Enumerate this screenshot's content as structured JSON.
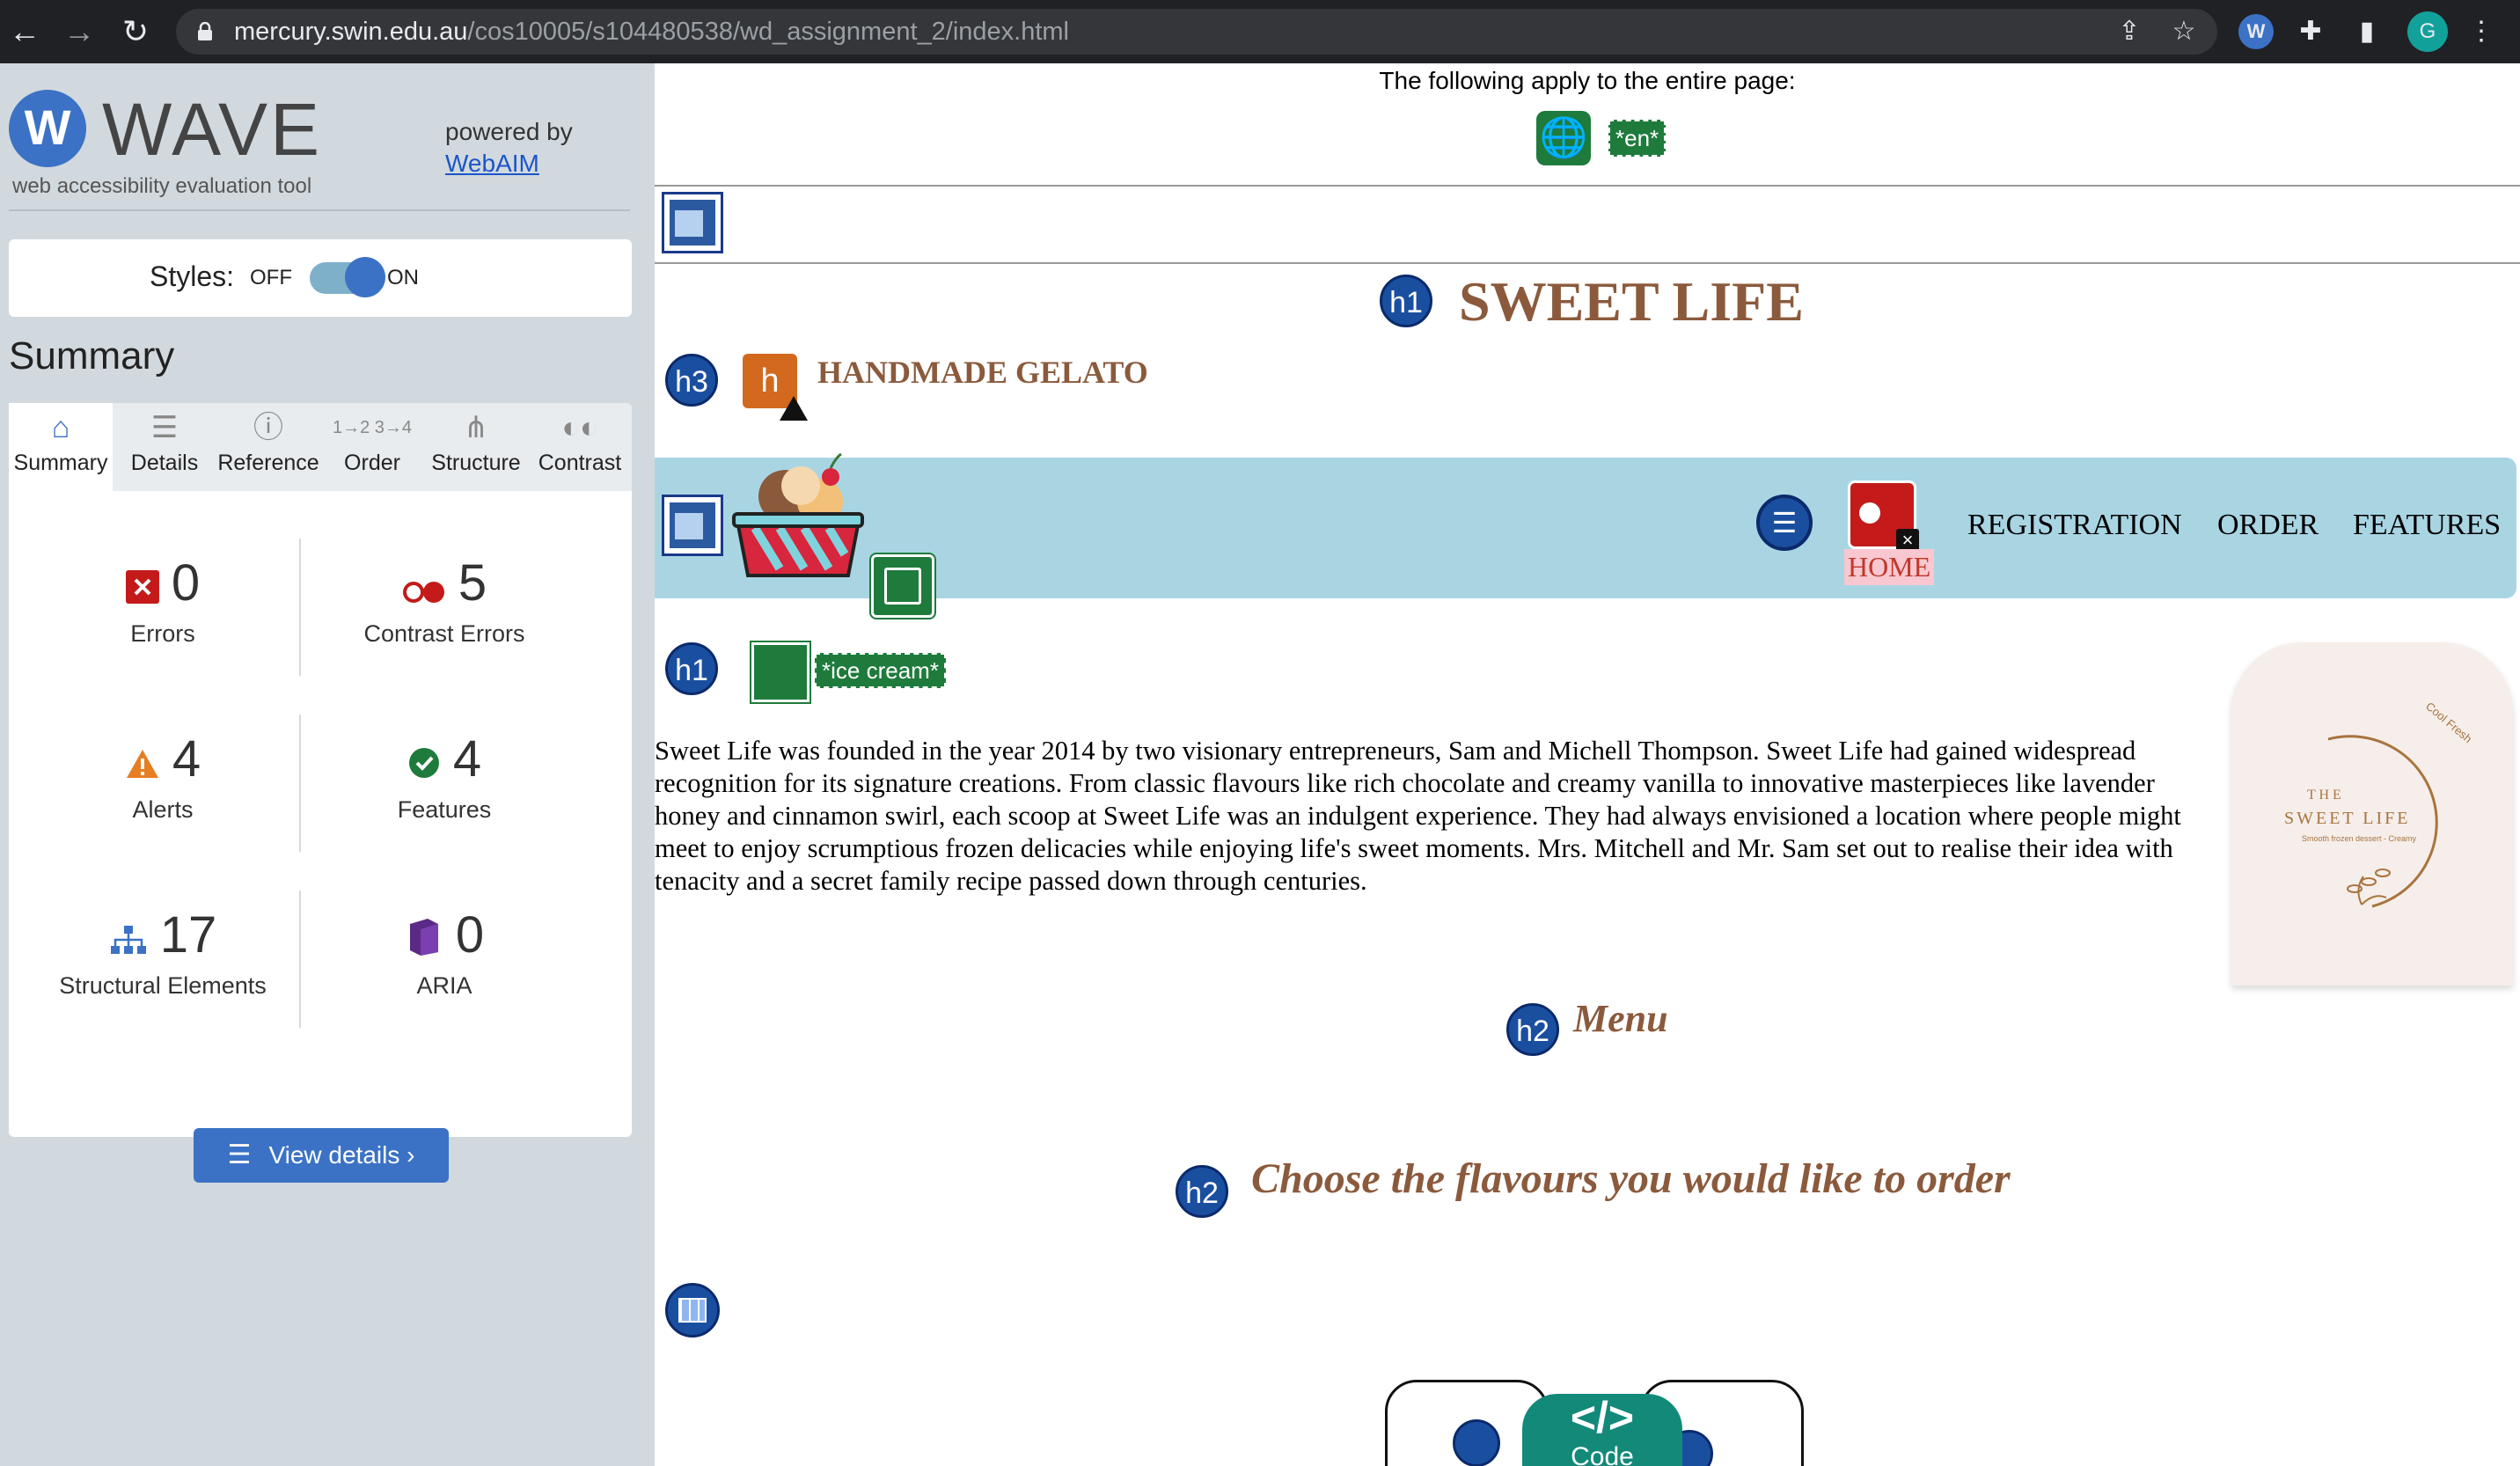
{
  "browser": {
    "url_host": "mercury.swin.edu.au",
    "url_path": "/cos10005/s104480538/wd_assignment_2/index.html",
    "profile_initial": "G"
  },
  "wave": {
    "logo_letter": "W",
    "name": "WAVE",
    "subtitle": "web accessibility evaluation tool",
    "powered_by": "powered by",
    "powered_link": "WebAIM",
    "styles_label": "Styles:",
    "styles_off": "OFF",
    "styles_on": "ON",
    "summary_heading": "Summary",
    "tabs": [
      {
        "label": "Summary",
        "icon": "home-icon",
        "active": true
      },
      {
        "label": "Details",
        "icon": "list-icon"
      },
      {
        "label": "Reference",
        "icon": "info-icon"
      },
      {
        "label": "Order",
        "icon": "order-icon"
      },
      {
        "label": "Structure",
        "icon": "structure-icon"
      },
      {
        "label": "Contrast",
        "icon": "contrast-icon"
      }
    ],
    "stats": {
      "errors": {
        "value": "0",
        "label": "Errors",
        "color": "#c41a1a"
      },
      "contrast": {
        "value": "5",
        "label": "Contrast Errors",
        "color": "#c41a1a"
      },
      "alerts": {
        "value": "4",
        "label": "Alerts",
        "color": "#e67e22"
      },
      "features": {
        "value": "4",
        "label": "Features",
        "color": "#1e7b3c"
      },
      "structural": {
        "value": "17",
        "label": "Structural Elements",
        "color": "#3b72c5"
      },
      "aria": {
        "value": "0",
        "label": "ARIA",
        "color": "#5b2a86"
      }
    },
    "view_details": "View details ›"
  },
  "page": {
    "apply_text": "The following apply to the entire page:",
    "lang_tag": "*en*",
    "h1_badge": "h1",
    "h3_badge": "h3",
    "h2_badge": "h2",
    "title": "SWEET LIFE",
    "subtitle": "HANDMADE GELATO",
    "nav": {
      "home": "HOME",
      "registration": "REGISTRATION",
      "order": "ORDER",
      "features": "FEATURES"
    },
    "alt_tag": "*ice cream*",
    "about_text": "Sweet Life was founded in the year 2014 by two visionary entrepreneurs, Sam and Michell Thompson. Sweet Life had gained widespread recognition for its signature creations. From classic flavours like rich chocolate and creamy vanilla to innovative masterpieces like lavender honey and cinnamon swirl, each scoop at Sweet Life was an indulgent experience. They had always envisioned a location where people might meet to enjoy scrumptious frozen delicacies while enjoying life's sweet moments. Mrs. Mitchell and Mr. Sam set out to realise their idea with tenacity and a secret family recipe passed down through centuries.",
    "logo": {
      "the": "T H E",
      "name": "SWEET LIFE",
      "tagline": "Smooth frozen dessert - Creamy",
      "arc_text": "Cool Fresh"
    },
    "menu_heading": "Menu",
    "choose_heading": "Choose the flavours you would like to order",
    "code_label": "Code",
    "code_symbol": "</>"
  }
}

--------------------------------------------------

▸ **What is needed**: Extract every line that has the string "page" in it.

▸ **Written reply**:
  "page": {
    "apply_text": "The following apply to the entire page:",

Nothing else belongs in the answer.